▶ Exercise input

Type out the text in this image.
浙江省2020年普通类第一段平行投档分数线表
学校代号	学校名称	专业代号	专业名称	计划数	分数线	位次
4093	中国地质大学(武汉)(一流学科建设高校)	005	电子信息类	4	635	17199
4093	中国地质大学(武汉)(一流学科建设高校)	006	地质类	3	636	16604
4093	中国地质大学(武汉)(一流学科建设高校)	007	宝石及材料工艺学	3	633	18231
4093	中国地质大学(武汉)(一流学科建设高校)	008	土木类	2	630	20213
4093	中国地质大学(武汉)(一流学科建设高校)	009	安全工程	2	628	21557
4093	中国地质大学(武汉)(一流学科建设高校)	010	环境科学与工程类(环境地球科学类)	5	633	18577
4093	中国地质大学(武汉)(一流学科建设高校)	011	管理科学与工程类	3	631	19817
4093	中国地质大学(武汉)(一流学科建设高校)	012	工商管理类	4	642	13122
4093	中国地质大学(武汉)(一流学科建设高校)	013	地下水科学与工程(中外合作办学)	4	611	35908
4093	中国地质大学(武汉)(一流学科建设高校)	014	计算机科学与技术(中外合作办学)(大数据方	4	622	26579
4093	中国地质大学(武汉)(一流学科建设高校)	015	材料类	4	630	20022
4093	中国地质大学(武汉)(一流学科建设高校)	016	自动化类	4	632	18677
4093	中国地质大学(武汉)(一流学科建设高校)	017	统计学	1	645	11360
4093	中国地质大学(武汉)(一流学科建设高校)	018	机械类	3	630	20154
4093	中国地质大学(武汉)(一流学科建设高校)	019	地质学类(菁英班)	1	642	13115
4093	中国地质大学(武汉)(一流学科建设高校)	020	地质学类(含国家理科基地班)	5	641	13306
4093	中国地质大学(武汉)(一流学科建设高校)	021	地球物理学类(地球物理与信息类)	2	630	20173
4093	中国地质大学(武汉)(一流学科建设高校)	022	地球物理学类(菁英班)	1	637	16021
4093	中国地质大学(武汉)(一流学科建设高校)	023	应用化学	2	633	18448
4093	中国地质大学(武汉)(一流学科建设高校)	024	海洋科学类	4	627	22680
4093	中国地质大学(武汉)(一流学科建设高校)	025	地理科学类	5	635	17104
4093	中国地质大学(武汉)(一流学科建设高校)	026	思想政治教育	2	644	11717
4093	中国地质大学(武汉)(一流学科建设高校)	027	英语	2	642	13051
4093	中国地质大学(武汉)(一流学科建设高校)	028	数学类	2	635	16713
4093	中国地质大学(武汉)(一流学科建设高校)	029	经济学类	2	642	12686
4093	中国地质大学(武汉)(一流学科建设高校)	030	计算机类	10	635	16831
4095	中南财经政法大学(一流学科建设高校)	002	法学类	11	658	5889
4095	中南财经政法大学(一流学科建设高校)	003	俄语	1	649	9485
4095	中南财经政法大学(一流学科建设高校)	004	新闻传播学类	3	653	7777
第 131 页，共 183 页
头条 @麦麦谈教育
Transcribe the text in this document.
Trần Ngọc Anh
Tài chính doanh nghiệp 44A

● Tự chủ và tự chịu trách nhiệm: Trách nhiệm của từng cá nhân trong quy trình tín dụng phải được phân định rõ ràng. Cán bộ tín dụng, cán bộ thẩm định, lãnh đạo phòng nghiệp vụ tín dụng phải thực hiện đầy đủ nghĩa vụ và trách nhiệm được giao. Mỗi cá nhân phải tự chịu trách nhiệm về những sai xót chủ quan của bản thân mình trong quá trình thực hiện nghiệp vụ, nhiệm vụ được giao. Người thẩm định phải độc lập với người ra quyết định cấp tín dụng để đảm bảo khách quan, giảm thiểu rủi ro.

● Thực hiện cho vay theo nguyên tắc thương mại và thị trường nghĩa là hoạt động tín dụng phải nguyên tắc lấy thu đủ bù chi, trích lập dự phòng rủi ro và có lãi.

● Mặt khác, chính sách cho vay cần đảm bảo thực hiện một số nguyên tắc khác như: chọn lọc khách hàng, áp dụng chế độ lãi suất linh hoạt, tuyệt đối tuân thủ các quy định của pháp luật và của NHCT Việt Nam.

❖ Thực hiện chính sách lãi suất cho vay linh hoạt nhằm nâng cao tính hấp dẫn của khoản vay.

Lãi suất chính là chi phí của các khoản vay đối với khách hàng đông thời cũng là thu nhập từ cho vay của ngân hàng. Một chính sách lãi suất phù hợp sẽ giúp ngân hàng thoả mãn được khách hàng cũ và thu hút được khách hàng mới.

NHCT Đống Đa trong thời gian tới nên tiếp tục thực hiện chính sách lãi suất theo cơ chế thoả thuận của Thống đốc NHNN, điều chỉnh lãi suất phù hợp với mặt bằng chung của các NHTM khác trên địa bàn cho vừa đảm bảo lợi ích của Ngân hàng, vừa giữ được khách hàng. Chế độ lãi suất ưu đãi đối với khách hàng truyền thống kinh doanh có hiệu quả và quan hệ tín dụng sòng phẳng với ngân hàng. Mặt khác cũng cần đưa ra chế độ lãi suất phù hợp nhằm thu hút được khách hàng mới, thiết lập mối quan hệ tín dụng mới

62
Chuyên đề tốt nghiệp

▶ Exercise details
Repeat the material above in full, exactly as it stands.

▶ Response below
Type out the text in this image.
浙江省2020年普通类第一段平行投档分数线表
学校代号	学校名称	专业代号	专业名称	计划数	分数线	位次
4093	中国地质大学(武汉)(一流学科建设高校)	005	电子信息类	4	635	17199
4093	中国地质大学(武汉)(一流学科建设高校)	006	地质类	3	636	16604
4093	中国地质大学(武汉)(一流学科建设高校)	007	宝石及材料工艺学	3	633	18231
4093	中国地质大学(武汉)(一流学科建设高校)	008	土木类	2	630	20213
4093	中国地质大学(武汉)(一流学科建设高校)	009	安全工程	2	628	21557
4093	中国地质大学(武汉)(一流学科建设高校)	010	环境科学与工程类(环境地球科学类)	5	633	18577
4093	中国地质大学(武汉)(一流学科建设高校)	011	管理科学与工程类	3	631	19817
4093	中国地质大学(武汉)(一流学科建设高校)	012	工商管理类	4	642	13122
4093	中国地质大学(武汉)(一流学科建设高校)	013	地下水科学与工程(中外合作办学)	4	611	35908
4093	中国地质大学(武汉)(一流学科建设高校)	014	计算机科学与技术(中外合作办学)(大数据方	4	622	26579
4093	中国地质大学(武汉)(一流学科建设高校)	015	材料类	4	630	20022
4093	中国地质大学(武汉)(一流学科建设高校)	016	自动化类	4	632	18677
4093	中国地质大学(武汉)(一流学科建设高校)	017	统计学	1	645	11360
4093	中国地质大学(武汉)(一流学科建设高校)	018	机械类	3	630	20154
4093	中国地质大学(武汉)(一流学科建设高校)	019	地质学类(菁英班)	1	642	13115
4093	中国地质大学(武汉)(一流学科建设高校)	020	地质学类(含国家理科基地班)	5	641	13306
4093	中国地质大学(武汉)(一流学科建设高校)	021	地球物理学类(地球物理与信息类)	2	630	20173
4093	中国地质大学(武汉)(一流学科建设高校)	022	地球物理学类(菁英班)	1	637	16021
4093	中国地质大学(武汉)(一流学科建设高校)	023	应用化学	2	633	18448
4093	中国地质大学(武汉)(一流学科建设高校)	024	海洋科学类	4	627	22680
4093	中国地质大学(武汉)(一流学科建设高校)	025	地理科学类	5	635	17104
4093	中国地质大学(武汉)(一流学科建设高校)	026	思想政治教育	2	644	11717
4093	中国地质大学(武汉)(一流学科建设高校)	027	英语	2	642	13051
4093	中国地质大学(武汉)(一流学科建设高校)	028	数学类	2	635	16713
4093	中国地质大学(武汉)(一流学科建设高校)	029	经济学类	2	642	12686
4093	中国地质大学(武汉)(一流学科建设高校)	030	计算机类	10	635	16831
4095	中南财经政法大学(一流学科建设高校)	002	法学类	11	658	5889
4095	中南财经政法大学(一流学科建设高校)	003	俄语	1	649	9485
4095	中南财经政法大学(一流学科建设高校)	004	新闻传播学类	3	653	7777
第 131 页，共 183 页
头条 @麦麦谈教育
Transcribe the text in this document.
Trần Ngọc Anh
Tài chính doanh nghiệp 44A

● Tự chủ và tự chịu trách nhiệm: Trách nhiệm của từng cá nhân trong quy trình tín dụng phải được phân định rõ ràng. Cán bộ tín dụng, cán bộ thẩm định, lãnh đạo phòng nghiệp vụ tín dụng phải thực hiện đầy đủ nghĩa vụ và trách nhiệm được giao. Mỗi cá nhân phải tự chịu trách nhiệm về những sai xót chủ quan của bản thân mình trong quá trình thực hiện nghiệp vụ, nhiệm vụ được giao. Người thẩm định phải độc lập với người ra quyết định cấp tín dụng để đảm bảo khách quan, giảm thiểu rủi ro.

● Thực hiện cho vay theo nguyên tắc thương mại và thị trường nghĩa là hoạt động tín dụng phải nguyên tắc lấy thu đủ bù chi, trích lập dự phòng rủi ro và có lãi.

● Mặt khác, chính sách cho vay cần đảm bảo thực hiện một số nguyên tắc khác như: chọn lọc khách hàng, áp dụng chế độ lãi suất linh hoạt, tuyệt đối tuân thủ các quy định của pháp luật và của NHCT Việt Nam.

❖ Thực hiện chính sách lãi suất cho vay linh hoạt nhằm nâng cao tính hấp dẫn của khoản vay.

Lãi suất chính là chi phí của các khoản vay đối với khách hàng đông thời cũng là thu nhập từ cho vay của ngân hàng. Một chính sách lãi suất phù hợp sẽ giúp ngân hàng thoả mãn được khách hàng cũ và thu hút được khách hàng mới.

NHCT Đống Đa trong thời gian tới nên tiếp tục thực hiện chính sách lãi suất theo cơ chế thoả thuận của Thống đốc NHNN, điều chỉnh lãi suất phù hợp với mặt bằng chung của các NHTM khác trên địa bàn cho vừa đảm bảo lợi ích của Ngân hàng, vừa giữ được khách hàng. Chế độ lãi suất ưu đãi đối với khách hàng truyền thống kinh doanh có hiệu quả và quan hệ tín dụng sòng phẳng với ngân hàng. Mặt khác cũng cần đưa ra chế độ lãi suất phù hợp nhằm thu hút được khách hàng mới, thiết lập mối quan hệ tín dụng mới

62
Chuyên đề tốt nghiệp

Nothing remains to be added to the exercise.